Written task: Check each line of the records for "beginning"; collect those that have it.

Data supplied:
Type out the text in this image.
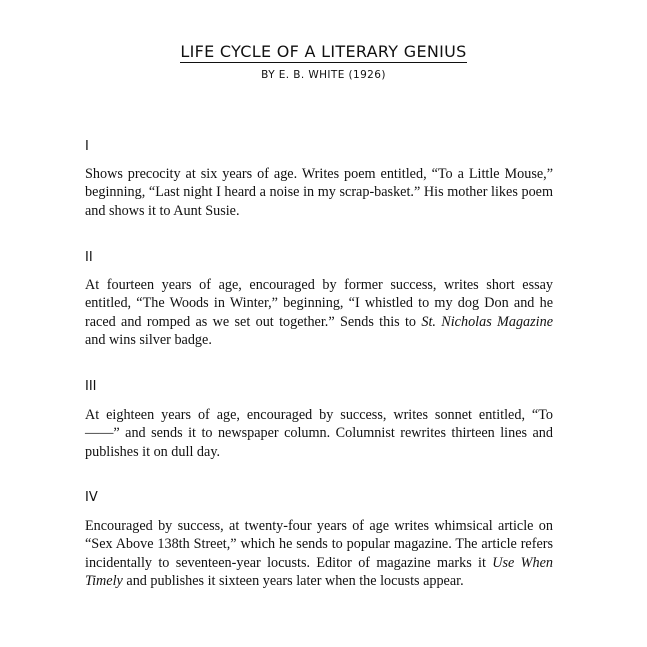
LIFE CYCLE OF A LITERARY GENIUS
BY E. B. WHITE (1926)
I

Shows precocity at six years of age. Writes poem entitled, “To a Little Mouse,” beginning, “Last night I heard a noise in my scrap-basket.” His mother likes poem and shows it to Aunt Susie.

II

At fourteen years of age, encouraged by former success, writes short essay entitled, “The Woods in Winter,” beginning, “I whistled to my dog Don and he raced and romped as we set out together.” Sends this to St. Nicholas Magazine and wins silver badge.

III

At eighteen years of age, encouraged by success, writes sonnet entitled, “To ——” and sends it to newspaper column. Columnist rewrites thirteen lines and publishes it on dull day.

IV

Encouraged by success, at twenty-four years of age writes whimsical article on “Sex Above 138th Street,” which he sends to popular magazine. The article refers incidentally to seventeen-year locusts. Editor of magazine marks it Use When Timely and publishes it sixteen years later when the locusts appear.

---

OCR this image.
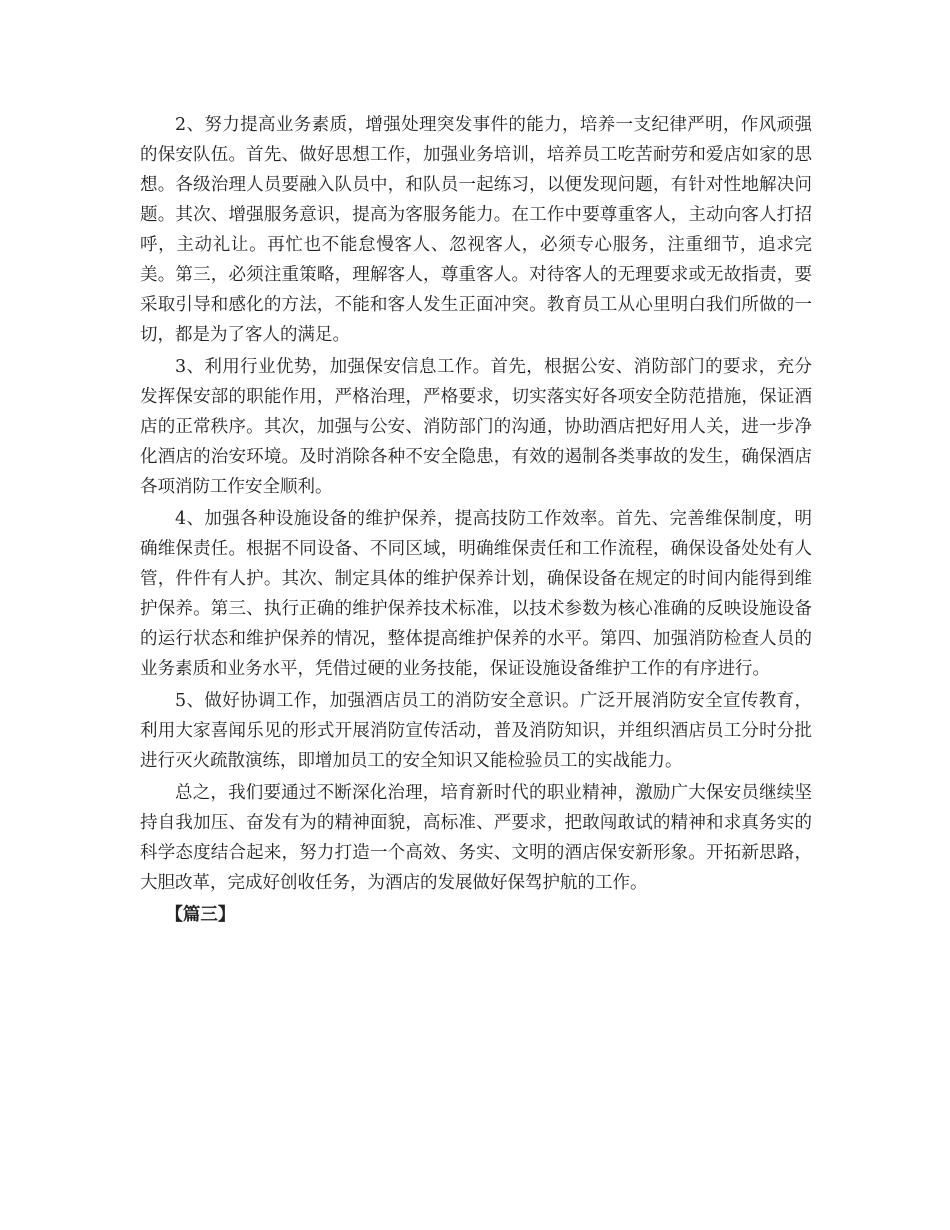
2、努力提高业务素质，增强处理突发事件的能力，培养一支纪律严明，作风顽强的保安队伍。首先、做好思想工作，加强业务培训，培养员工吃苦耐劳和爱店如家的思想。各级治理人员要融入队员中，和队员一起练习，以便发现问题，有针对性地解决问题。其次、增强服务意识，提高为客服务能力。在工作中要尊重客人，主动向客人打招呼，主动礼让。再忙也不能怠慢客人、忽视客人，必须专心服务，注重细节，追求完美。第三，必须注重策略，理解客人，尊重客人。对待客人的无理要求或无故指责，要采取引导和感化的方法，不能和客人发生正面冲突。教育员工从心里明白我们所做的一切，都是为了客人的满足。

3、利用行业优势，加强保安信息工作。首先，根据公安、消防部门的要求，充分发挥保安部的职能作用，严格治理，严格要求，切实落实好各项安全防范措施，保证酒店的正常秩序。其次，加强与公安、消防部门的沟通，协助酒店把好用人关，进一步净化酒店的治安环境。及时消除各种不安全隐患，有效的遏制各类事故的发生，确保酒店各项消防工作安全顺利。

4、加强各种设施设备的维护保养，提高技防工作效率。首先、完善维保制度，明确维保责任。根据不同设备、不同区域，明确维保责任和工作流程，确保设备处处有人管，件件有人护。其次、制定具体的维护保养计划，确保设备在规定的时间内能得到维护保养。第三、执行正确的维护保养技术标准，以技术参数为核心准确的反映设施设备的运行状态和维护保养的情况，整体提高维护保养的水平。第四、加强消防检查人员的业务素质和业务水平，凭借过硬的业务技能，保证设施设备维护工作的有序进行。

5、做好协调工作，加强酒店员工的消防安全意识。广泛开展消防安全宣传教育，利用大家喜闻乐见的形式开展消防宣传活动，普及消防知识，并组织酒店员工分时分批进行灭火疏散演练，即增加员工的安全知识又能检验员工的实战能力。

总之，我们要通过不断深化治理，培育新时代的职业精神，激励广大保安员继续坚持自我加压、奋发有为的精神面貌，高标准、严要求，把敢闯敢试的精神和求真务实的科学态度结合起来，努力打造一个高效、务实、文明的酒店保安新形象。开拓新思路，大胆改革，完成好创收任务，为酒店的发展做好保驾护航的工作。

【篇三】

Complete output:
Shows precocity at six years of age. Writes poem entitled, “To a Little Mouse,” beginning, “Last night I heard a noise in my scrap-basket.” His mother likes poem and shows it to Aunt Susie.
At fourteen years of age, encouraged by former success, writes short essay entitled, “The Woods in Winter,” beginning, “I whistled to my dog Don and he raced and romped as we set out together.” Sends this to St. Nicholas Magazine and wins silver badge.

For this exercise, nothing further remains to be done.